* **WHAT YOU SHOULD DO**
Find all lines in the listing that include the word "Puff", then copy them.

──────── MATERIAL PROVIDED ────────

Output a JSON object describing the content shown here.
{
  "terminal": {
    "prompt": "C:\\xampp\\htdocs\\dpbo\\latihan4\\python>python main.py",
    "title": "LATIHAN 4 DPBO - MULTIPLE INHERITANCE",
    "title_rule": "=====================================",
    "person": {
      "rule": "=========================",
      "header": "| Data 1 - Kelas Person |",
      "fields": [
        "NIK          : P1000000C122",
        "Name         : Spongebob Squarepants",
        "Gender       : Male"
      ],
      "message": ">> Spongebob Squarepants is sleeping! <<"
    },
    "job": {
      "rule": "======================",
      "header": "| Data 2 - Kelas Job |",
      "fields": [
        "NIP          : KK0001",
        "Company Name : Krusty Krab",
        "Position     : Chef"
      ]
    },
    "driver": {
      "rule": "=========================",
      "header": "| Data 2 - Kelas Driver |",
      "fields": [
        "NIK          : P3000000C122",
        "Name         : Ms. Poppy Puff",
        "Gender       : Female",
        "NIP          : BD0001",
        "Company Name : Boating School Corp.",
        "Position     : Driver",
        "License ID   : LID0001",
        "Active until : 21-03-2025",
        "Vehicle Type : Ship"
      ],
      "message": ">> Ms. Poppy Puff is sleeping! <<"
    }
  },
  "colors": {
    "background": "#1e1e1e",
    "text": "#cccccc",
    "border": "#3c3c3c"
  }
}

────────
──────── MATERIAL PROVIDED ────────

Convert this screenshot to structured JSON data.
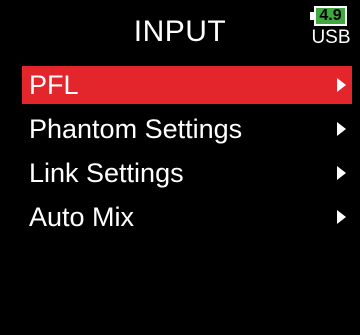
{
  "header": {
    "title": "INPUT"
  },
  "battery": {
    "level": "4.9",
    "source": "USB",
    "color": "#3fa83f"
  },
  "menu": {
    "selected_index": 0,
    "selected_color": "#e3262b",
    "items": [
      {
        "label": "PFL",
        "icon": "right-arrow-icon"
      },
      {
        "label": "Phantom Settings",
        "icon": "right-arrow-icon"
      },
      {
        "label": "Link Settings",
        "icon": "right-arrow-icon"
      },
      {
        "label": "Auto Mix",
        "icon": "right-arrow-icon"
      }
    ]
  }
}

────────

* **CORRECT RESPONSE**
        "Name         : Ms. Poppy Puff",
      "message": ">> Ms. Poppy Puff is sleeping! <<"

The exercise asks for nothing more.